Structured figure records:
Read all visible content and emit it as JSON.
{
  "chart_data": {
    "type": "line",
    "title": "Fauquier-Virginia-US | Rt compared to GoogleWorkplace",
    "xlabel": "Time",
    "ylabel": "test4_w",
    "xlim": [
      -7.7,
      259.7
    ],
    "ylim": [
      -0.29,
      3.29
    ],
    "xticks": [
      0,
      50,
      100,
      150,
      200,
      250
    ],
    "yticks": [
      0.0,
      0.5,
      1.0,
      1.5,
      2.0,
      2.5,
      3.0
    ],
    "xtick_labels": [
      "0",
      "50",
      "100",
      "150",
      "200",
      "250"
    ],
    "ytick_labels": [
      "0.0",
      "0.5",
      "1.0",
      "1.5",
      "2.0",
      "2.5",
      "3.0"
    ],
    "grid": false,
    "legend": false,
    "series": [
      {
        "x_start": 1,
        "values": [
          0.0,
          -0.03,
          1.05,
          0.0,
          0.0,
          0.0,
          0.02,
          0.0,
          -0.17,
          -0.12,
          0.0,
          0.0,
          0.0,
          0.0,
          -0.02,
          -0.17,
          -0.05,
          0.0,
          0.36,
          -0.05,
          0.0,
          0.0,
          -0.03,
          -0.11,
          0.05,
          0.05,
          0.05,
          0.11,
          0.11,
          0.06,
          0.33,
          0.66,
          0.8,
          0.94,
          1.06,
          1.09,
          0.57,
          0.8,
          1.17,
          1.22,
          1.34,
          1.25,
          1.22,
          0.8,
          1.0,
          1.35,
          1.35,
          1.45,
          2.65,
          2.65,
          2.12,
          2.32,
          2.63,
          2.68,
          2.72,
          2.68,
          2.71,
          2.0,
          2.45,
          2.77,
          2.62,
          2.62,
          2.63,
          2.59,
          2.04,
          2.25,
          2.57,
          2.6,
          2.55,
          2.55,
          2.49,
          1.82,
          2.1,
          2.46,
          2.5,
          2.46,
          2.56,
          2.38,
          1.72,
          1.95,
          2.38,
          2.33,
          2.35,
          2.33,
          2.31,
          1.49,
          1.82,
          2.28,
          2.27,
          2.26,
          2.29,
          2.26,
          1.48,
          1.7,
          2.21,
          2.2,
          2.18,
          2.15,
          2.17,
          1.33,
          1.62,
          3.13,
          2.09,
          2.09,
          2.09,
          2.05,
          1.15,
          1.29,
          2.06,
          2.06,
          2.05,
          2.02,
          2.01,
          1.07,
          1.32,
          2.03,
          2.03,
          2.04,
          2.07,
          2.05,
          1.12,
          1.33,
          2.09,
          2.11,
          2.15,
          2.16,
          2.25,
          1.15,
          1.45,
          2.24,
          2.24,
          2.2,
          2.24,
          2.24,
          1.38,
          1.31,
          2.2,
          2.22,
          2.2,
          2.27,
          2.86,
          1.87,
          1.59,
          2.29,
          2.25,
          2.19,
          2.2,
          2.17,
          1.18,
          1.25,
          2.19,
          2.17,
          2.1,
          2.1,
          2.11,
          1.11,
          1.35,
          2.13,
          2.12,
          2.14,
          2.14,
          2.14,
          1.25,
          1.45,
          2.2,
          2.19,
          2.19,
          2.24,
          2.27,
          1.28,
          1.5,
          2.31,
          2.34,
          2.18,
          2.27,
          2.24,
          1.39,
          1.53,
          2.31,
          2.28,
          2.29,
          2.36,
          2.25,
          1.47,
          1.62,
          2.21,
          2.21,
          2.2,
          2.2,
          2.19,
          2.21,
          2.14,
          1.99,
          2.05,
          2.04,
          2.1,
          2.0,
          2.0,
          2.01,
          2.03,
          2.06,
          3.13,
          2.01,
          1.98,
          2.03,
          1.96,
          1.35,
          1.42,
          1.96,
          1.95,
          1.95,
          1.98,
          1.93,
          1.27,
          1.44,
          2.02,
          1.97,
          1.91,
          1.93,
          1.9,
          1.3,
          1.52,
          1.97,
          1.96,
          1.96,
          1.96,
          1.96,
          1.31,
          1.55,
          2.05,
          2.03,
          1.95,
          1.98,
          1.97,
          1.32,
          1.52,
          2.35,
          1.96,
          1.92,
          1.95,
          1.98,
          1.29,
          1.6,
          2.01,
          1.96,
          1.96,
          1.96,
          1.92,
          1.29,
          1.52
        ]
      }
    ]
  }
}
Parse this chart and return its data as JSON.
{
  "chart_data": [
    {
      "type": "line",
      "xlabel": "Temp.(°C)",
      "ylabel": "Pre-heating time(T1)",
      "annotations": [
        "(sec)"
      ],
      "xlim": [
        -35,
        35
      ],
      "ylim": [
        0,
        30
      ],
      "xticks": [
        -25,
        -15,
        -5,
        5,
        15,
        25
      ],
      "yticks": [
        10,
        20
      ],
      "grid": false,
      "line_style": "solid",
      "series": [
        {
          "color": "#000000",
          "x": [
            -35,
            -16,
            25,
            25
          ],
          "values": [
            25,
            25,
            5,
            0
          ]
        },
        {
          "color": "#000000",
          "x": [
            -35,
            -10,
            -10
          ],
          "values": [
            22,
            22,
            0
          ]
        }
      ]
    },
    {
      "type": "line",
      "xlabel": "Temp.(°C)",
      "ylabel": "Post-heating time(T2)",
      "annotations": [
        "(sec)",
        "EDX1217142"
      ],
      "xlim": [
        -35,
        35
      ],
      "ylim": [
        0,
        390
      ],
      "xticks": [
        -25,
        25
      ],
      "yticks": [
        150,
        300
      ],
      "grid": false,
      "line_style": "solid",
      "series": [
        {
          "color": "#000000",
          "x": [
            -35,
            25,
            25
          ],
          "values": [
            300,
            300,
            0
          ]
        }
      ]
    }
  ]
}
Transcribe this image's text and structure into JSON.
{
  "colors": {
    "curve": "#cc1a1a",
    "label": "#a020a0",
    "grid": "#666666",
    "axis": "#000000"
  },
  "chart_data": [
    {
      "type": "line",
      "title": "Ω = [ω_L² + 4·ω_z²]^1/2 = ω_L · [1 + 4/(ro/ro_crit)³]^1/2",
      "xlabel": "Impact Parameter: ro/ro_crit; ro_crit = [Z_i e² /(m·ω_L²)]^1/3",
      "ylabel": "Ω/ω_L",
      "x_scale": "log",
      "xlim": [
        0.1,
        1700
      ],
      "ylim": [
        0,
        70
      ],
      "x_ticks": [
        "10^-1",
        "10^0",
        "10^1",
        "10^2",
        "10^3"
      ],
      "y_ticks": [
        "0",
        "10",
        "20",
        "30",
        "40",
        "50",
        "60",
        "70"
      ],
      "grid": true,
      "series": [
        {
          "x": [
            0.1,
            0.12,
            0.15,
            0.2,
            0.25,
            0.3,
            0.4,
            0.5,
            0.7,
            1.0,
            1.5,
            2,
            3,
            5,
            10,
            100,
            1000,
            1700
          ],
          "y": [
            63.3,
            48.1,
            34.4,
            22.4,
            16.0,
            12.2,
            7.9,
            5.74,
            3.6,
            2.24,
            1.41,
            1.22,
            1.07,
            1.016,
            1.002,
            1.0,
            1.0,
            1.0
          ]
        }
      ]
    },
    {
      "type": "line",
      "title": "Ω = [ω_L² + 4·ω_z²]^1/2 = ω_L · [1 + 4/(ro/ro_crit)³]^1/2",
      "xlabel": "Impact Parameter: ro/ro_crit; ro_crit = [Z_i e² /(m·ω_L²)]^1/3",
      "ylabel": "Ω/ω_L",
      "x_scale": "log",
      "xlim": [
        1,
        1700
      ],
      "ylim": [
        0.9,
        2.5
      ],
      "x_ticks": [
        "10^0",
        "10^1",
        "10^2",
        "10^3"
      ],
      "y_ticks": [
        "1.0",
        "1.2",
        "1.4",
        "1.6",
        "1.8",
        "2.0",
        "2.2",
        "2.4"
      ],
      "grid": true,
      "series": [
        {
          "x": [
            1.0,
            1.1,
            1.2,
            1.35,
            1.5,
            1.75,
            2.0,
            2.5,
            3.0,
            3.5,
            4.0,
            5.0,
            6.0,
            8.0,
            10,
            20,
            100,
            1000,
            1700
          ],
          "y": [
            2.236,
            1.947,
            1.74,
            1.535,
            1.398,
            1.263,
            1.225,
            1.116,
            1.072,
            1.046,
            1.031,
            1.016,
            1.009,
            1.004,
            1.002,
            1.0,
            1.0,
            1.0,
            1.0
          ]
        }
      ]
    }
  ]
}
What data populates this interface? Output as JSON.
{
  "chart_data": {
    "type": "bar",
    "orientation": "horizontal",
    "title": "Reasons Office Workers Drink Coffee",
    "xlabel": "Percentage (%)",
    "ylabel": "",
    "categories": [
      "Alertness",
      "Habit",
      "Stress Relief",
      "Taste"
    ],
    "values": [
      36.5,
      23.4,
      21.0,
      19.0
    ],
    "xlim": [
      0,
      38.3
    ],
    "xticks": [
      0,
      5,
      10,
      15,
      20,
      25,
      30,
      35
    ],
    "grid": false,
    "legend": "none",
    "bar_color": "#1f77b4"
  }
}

(What to produce)
Select every line in the material above where the string "this" occurs, and copy it.

(Written solution)
Parse this chart and return its data as JSON.
Transcribe this image's text and structure into JSON.
What data populates this interface? Output as JSON.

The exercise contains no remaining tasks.